• **STATED GOAL**
Without the images, write out all of the following entries exactly.

Saved data entries
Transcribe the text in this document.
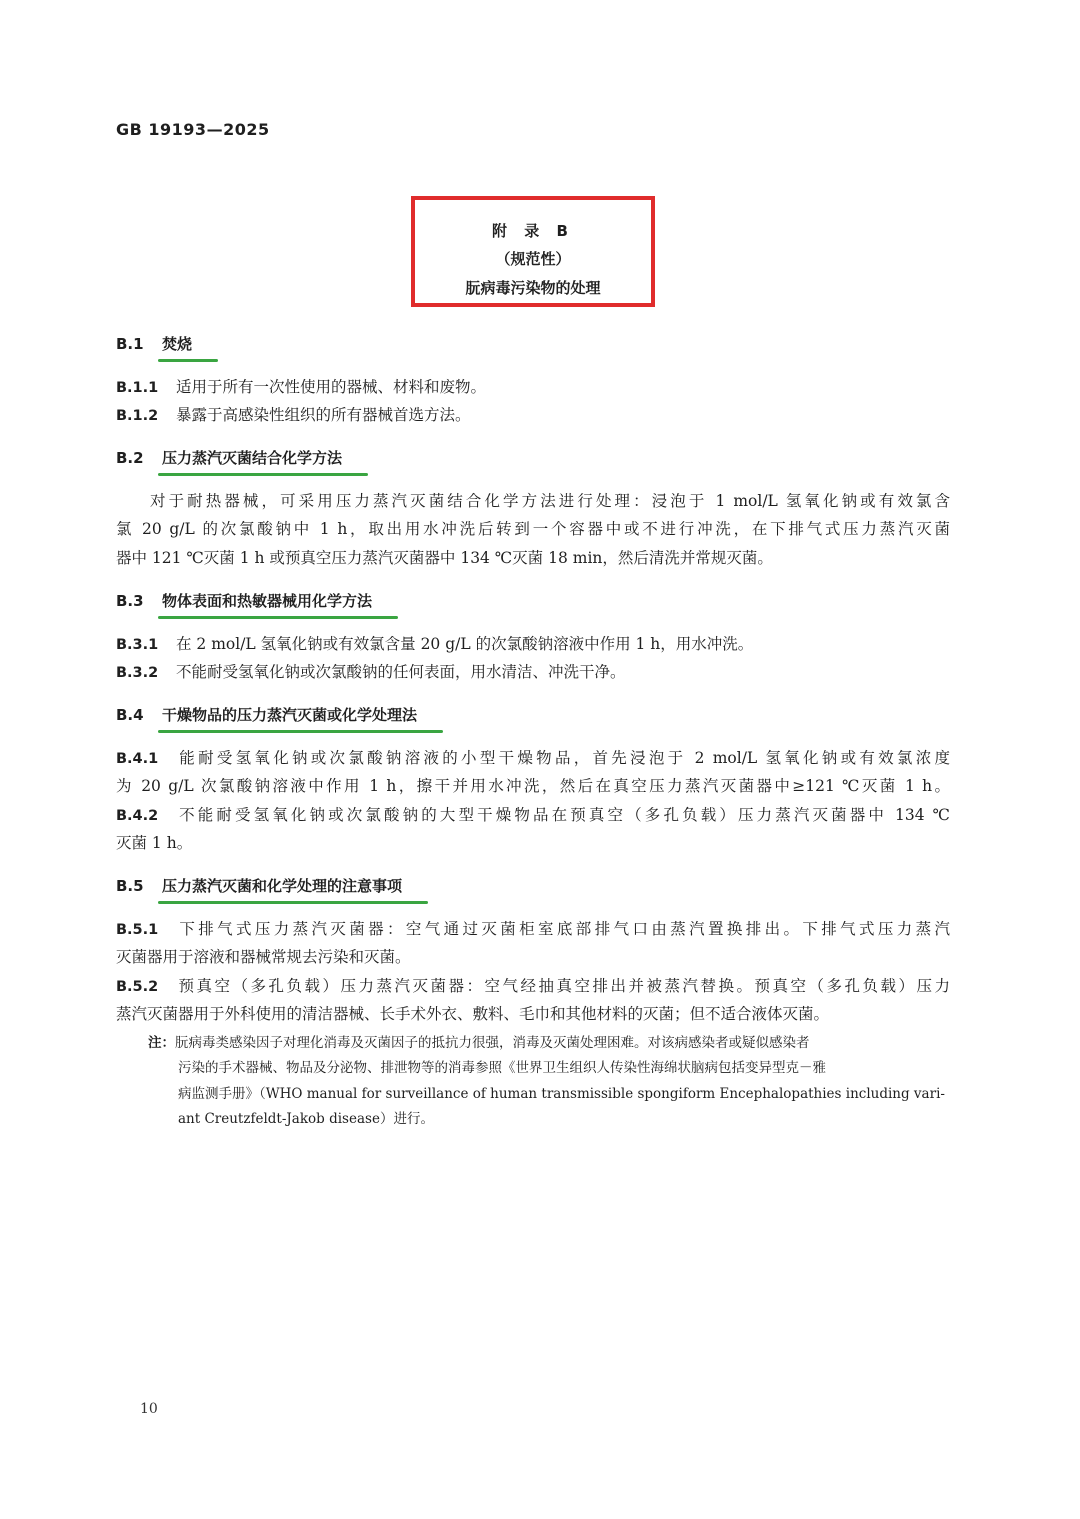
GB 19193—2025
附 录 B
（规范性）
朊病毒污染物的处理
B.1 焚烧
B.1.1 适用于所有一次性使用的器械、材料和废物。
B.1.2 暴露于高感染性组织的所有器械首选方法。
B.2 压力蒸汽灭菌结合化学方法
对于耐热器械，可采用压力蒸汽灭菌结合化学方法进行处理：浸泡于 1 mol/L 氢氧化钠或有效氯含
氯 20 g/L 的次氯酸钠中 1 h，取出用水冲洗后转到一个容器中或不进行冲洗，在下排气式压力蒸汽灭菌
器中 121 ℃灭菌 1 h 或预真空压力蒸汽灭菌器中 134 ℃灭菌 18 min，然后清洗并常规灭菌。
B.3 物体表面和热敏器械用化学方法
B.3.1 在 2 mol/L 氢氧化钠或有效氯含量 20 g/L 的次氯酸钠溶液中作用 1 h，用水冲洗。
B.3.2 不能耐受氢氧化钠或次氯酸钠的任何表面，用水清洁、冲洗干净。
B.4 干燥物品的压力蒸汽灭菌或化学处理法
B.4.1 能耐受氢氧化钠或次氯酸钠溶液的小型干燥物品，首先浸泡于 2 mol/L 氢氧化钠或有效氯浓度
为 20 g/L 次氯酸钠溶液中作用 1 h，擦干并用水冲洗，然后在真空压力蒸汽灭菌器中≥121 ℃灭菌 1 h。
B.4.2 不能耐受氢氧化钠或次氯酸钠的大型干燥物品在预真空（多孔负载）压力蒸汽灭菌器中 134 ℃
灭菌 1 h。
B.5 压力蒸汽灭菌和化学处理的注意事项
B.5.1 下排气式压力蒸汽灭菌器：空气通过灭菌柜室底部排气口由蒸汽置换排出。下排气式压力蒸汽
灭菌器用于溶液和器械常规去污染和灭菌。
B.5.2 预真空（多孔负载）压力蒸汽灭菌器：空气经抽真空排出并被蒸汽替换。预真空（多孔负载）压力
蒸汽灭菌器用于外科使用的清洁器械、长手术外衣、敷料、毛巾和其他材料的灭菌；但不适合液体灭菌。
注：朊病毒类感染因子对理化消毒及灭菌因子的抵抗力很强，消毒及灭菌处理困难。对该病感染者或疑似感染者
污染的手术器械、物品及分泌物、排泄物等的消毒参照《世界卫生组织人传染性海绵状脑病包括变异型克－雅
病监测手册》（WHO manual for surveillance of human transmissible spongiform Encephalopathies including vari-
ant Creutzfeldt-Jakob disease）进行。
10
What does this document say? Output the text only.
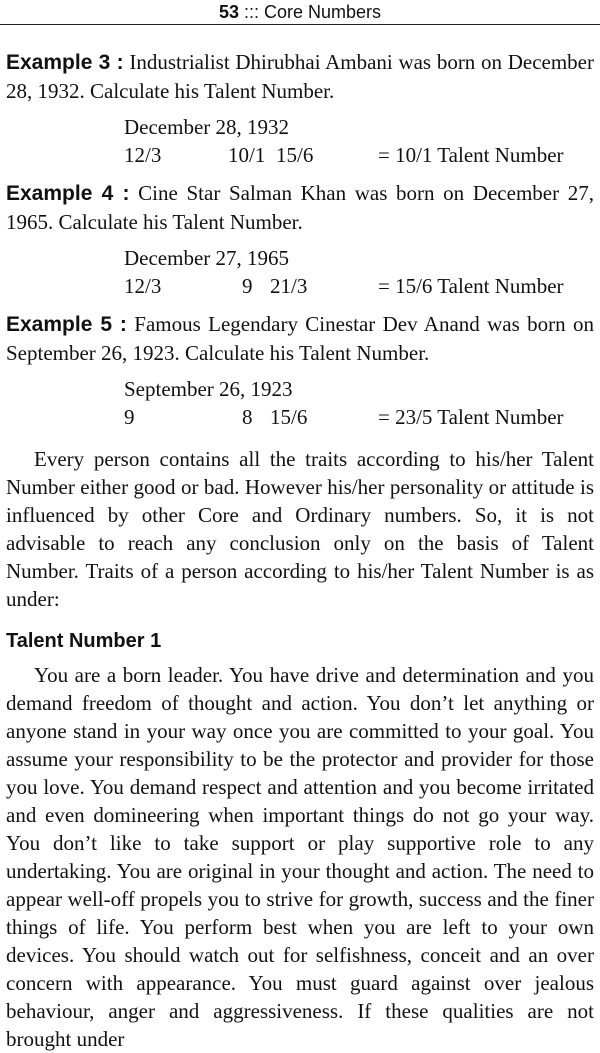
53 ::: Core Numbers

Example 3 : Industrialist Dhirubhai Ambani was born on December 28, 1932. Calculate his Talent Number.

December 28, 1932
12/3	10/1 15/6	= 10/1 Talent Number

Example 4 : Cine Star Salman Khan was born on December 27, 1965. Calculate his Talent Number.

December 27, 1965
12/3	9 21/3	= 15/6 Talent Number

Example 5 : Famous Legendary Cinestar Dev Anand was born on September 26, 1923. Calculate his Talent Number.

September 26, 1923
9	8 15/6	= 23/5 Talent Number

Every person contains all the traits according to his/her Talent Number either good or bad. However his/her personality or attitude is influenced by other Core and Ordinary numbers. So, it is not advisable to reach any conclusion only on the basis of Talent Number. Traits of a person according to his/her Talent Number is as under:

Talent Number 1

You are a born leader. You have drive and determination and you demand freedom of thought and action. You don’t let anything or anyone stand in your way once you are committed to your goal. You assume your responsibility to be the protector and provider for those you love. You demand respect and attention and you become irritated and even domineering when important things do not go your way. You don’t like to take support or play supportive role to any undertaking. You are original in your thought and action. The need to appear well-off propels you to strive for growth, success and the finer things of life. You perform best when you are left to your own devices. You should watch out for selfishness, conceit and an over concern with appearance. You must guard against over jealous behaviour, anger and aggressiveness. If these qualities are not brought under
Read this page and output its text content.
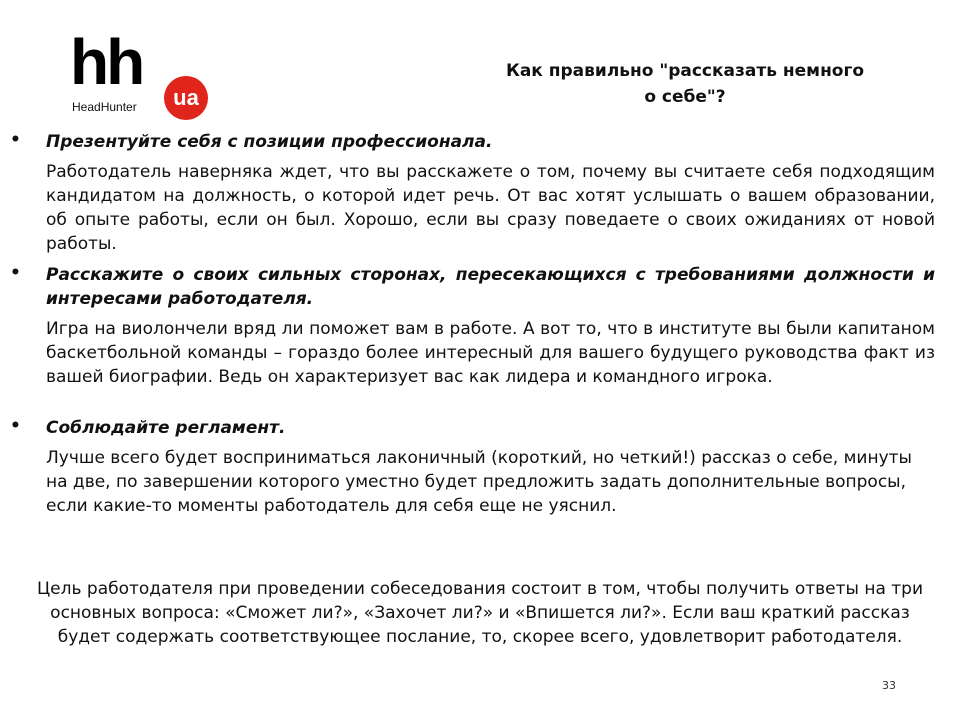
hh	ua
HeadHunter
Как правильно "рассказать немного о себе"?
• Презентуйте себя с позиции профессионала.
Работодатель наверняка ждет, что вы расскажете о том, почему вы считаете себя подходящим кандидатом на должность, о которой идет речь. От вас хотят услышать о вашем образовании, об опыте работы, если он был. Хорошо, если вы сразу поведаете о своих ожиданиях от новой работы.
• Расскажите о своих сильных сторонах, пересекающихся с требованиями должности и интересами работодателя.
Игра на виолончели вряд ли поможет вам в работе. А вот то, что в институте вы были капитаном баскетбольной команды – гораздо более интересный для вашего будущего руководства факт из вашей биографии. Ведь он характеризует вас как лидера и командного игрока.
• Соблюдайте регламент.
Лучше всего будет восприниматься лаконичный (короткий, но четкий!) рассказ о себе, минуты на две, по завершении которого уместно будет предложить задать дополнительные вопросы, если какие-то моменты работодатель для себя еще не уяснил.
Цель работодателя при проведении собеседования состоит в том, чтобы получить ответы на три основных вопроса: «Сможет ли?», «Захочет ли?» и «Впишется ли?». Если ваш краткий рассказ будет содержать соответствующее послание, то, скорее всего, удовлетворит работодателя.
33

• **SOLUTION BELOW**
Transcribe the text in this document.
GB 19193—2025
附 录 B
（规范性）
朊病毒污染物的处理
B.1 焚烧
B.1.1 适用于所有一次性使用的器械、材料和废物。
B.1.2 暴露于高感染性组织的所有器械首选方法。
B.2 压力蒸汽灭菌结合化学方法
对于耐热器械，可采用压力蒸汽灭菌结合化学方法进行处理：浸泡于 1 mol/L 氢氧化钠或有效氯含
氯 20 g/L 的次氯酸钠中 1 h，取出用水冲洗后转到一个容器中或不进行冲洗，在下排气式压力蒸汽灭菌
器中 121 ℃灭菌 1 h 或预真空压力蒸汽灭菌器中 134 ℃灭菌 18 min，然后清洗并常规灭菌。
B.3 物体表面和热敏器械用化学方法
B.3.1 在 2 mol/L 氢氧化钠或有效氯含量 20 g/L 的次氯酸钠溶液中作用 1 h，用水冲洗。
B.3.2 不能耐受氢氧化钠或次氯酸钠的任何表面，用水清洁、冲洗干净。
B.4 干燥物品的压力蒸汽灭菌或化学处理法
B.4.1 能耐受氢氧化钠或次氯酸钠溶液的小型干燥物品，首先浸泡于 2 mol/L 氢氧化钠或有效氯浓度
为 20 g/L 次氯酸钠溶液中作用 1 h，擦干并用水冲洗，然后在真空压力蒸汽灭菌器中≥121 ℃灭菌 1 h。
B.4.2 不能耐受氢氧化钠或次氯酸钠的大型干燥物品在预真空（多孔负载）压力蒸汽灭菌器中 134 ℃
灭菌 1 h。
B.5 压力蒸汽灭菌和化学处理的注意事项
B.5.1 下排气式压力蒸汽灭菌器：空气通过灭菌柜室底部排气口由蒸汽置换排出。下排气式压力蒸汽
灭菌器用于溶液和器械常规去污染和灭菌。
B.5.2 预真空（多孔负载）压力蒸汽灭菌器：空气经抽真空排出并被蒸汽替换。预真空（多孔负载）压力
蒸汽灭菌器用于外科使用的清洁器械、长手术外衣、敷料、毛巾和其他材料的灭菌；但不适合液体灭菌。
注：朊病毒类感染因子对理化消毒及灭菌因子的抵抗力很强，消毒及灭菌处理困难。对该病感染者或疑似感染者
污染的手术器械、物品及分泌物、排泄物等的消毒参照《世界卫生组织人传染性海绵状脑病包括变异型克－雅
病监测手册》（WHO manual for surveillance of human transmissible spongiform Encephalopathies including vari-
ant Creutzfeldt-Jakob disease）进行。
10
What does this document say? Output the text only.
53 ::: Core Numbers

Example 3 : Industrialist Dhirubhai Ambani was born on December 28, 1932. Calculate his Talent Number.

December 28, 1932
12/3	10/1 15/6	= 10/1 Talent Number

Example 4 : Cine Star Salman Khan was born on December 27, 1965. Calculate his Talent Number.

December 27, 1965
12/3	9 21/3	= 15/6 Talent Number

Example 5 : Famous Legendary Cinestar Dev Anand was born on September 26, 1923. Calculate his Talent Number.

September 26, 1923
9	8 15/6	= 23/5 Talent Number

Every person contains all the traits according to his/her Talent Number either good or bad. However his/her personality or attitude is influenced by other Core and Ordinary numbers. So, it is not advisable to reach any conclusion only on the basis of Talent Number. Traits of a person according to his/her Talent Number is as under:

Talent Number 1

You are a born leader. You have drive and determination and you demand freedom of thought and action. You don’t let anything or anyone stand in your way once you are committed to your goal. You assume your responsibility to be the protector and provider for those you love. You demand respect and attention and you become irritated and even domineering when important things do not go your way. You don’t like to take support or play supportive role to any undertaking. You are original in your thought and action. The need to appear well-off propels you to strive for growth, success and the finer things of life. You perform best when you are left to your own devices. You should watch out for selfishness, conceit and an over concern with appearance. You must guard against over jealous behaviour, anger and aggressiveness. If these qualities are not brought under
Read this page and output its text content.
hh	ua
HeadHunter
Как правильно "рассказать немного о себе"?
• Презентуйте себя с позиции профессионала.
Работодатель наверняка ждет, что вы расскажете о том, почему вы считаете себя подходящим кандидатом на должность, о которой идет речь. От вас хотят услышать о вашем образовании, об опыте работы, если он был. Хорошо, если вы сразу поведаете о своих ожиданиях от новой работы.
• Расскажите о своих сильных сторонах, пересекающихся с требованиями должности и интересами работодателя.
Игра на виолончели вряд ли поможет вам в работе. А вот то, что в институте вы были капитаном баскетбольной команды – гораздо более интересный для вашего будущего руководства факт из вашей биографии. Ведь он характеризует вас как лидера и командного игрока.
• Соблюдайте регламент.
Лучше всего будет восприниматься лаконичный (короткий, но четкий!) рассказ о себе, минуты на две, по завершении которого уместно будет предложить задать дополнительные вопросы, если какие-то моменты работодатель для себя еще не уяснил.
Цель работодателя при проведении собеседования состоит в том, чтобы получить ответы на три основных вопроса: «Сможет ли?», «Захочет ли?» и «Впишется ли?». Если ваш краткий рассказ будет содержать соответствующее послание, то, скорее всего, удовлетворит работодателя.
33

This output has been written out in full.